The task -> Reproduce every record exactly as it appears, but not the pictures.

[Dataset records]
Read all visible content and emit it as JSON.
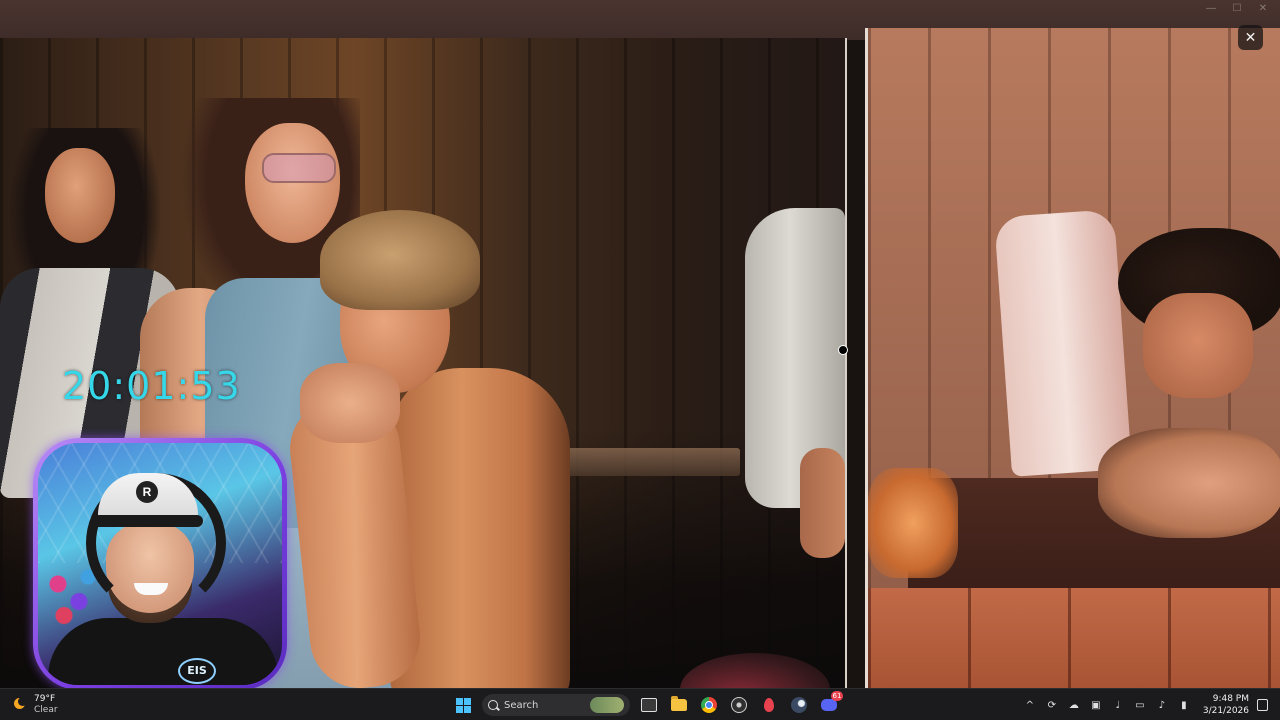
{
  "viewer": {
    "close_glyph": "✕",
    "window_controls": {
      "minimize": "—",
      "maximize": "☐",
      "close": "✕"
    }
  },
  "overlay": {
    "clock": "20:01:53"
  },
  "webcam": {
    "shirt_logo": "EIS",
    "cap_logo": "R"
  },
  "taskbar": {
    "weather": {
      "temp": "79°F",
      "condition": "Clear",
      "icon": "moon-sun-icon"
    },
    "search": {
      "label": "Search"
    },
    "pinned": [
      {
        "name": "start-icon"
      },
      {
        "name": "search-icon"
      },
      {
        "name": "task-view-icon"
      },
      {
        "name": "file-explorer-icon"
      },
      {
        "name": "chrome-icon"
      },
      {
        "name": "obs-icon"
      },
      {
        "name": "maps-pin-icon"
      },
      {
        "name": "steam-icon"
      },
      {
        "name": "discord-icon"
      }
    ],
    "discord_badge": "61",
    "tray": {
      "chevron": "^",
      "time": "9:48 PM",
      "date": "3/21/2026"
    }
  }
}
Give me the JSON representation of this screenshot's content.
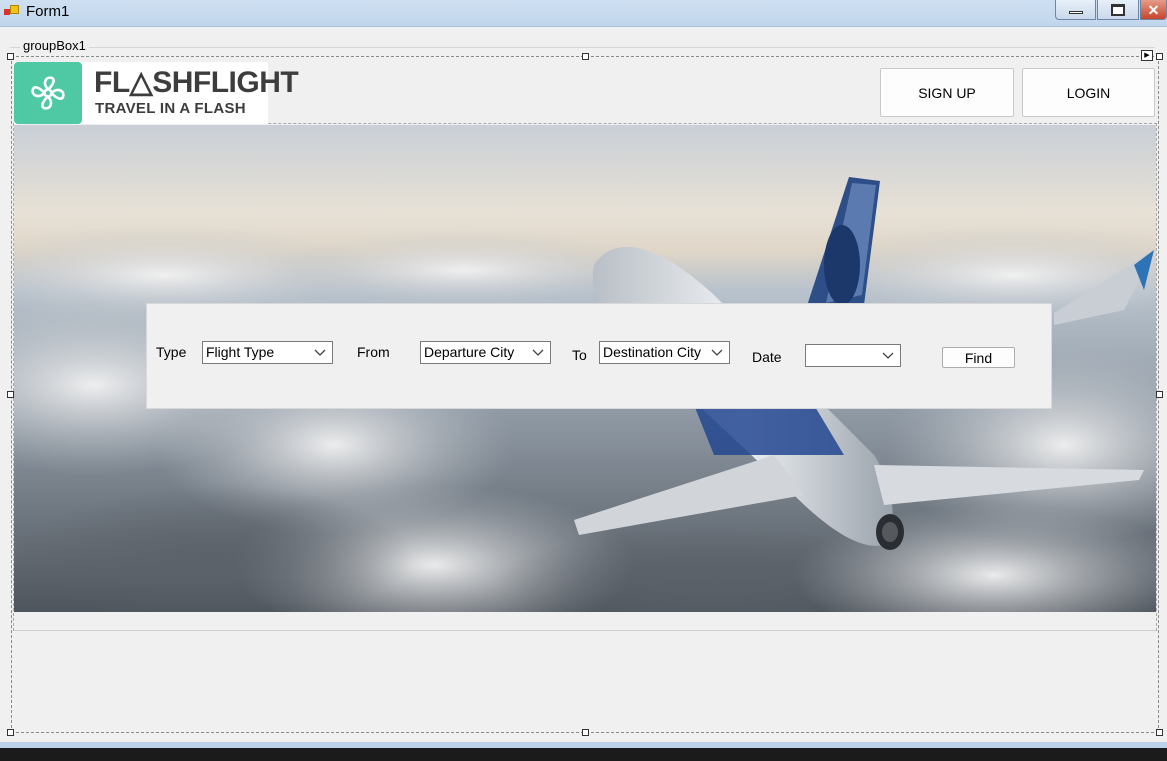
{
  "window": {
    "title": "Form1"
  },
  "groupbox": {
    "label": "groupBox1"
  },
  "logo": {
    "title": "FL△SHFLIGHT",
    "tagline": "TRAVEL IN A FLASH"
  },
  "header": {
    "signup_label": "SIGN UP",
    "login_label": "LOGIN"
  },
  "search": {
    "type_label": "Type",
    "type_value": "Flight Type",
    "from_label": "From",
    "from_value": "Departure City",
    "to_label": "To",
    "to_value": "Destination City",
    "date_label": "Date",
    "date_value": "",
    "find_label": "Find"
  },
  "colors": {
    "brand": "#4fc9a3",
    "titlebar": "#c8dbef",
    "close": "#c8452b"
  },
  "icons": {
    "logo": "propeller-fan-icon",
    "dropdown": "chevron-down-icon"
  }
}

Reply ->
Read all visible content and emit it as JSON.
{
  "viewer": {
    "close_glyph": "✕",
    "window_controls": {
      "minimize": "—",
      "maximize": "☐",
      "close": "✕"
    }
  },
  "overlay": {
    "clock": "20:01:53"
  },
  "webcam": {
    "shirt_logo": "EIS",
    "cap_logo": "R"
  },
  "taskbar": {
    "weather": {
      "temp": "79°F",
      "condition": "Clear",
      "icon": "moon-sun-icon"
    },
    "search": {
      "label": "Search"
    },
    "pinned": [
      {
        "name": "start-icon"
      },
      {
        "name": "search-icon"
      },
      {
        "name": "task-view-icon"
      },
      {
        "name": "file-explorer-icon"
      },
      {
        "name": "chrome-icon"
      },
      {
        "name": "obs-icon"
      },
      {
        "name": "maps-pin-icon"
      },
      {
        "name": "steam-icon"
      },
      {
        "name": "discord-icon"
      }
    ],
    "discord_badge": "61",
    "tray": {
      "chevron": "^",
      "time": "9:48 PM",
      "date": "3/21/2026"
    }
  }
}
Give me the JSON representation of this screenshot's content.
{
  "window": {
    "title": "Form1"
  },
  "groupbox": {
    "label": "groupBox1"
  },
  "logo": {
    "title": "FL△SHFLIGHT",
    "tagline": "TRAVEL IN A FLASH"
  },
  "header": {
    "signup_label": "SIGN UP",
    "login_label": "LOGIN"
  },
  "search": {
    "type_label": "Type",
    "type_value": "Flight Type",
    "from_label": "From",
    "from_value": "Departure City",
    "to_label": "To",
    "to_value": "Destination City",
    "date_label": "Date",
    "date_value": "",
    "find_label": "Find"
  },
  "colors": {
    "brand": "#4fc9a3",
    "titlebar": "#c8dbef",
    "close": "#c8452b"
  },
  "icons": {
    "logo": "propeller-fan-icon",
    "dropdown": "chevron-down-icon"
  }
}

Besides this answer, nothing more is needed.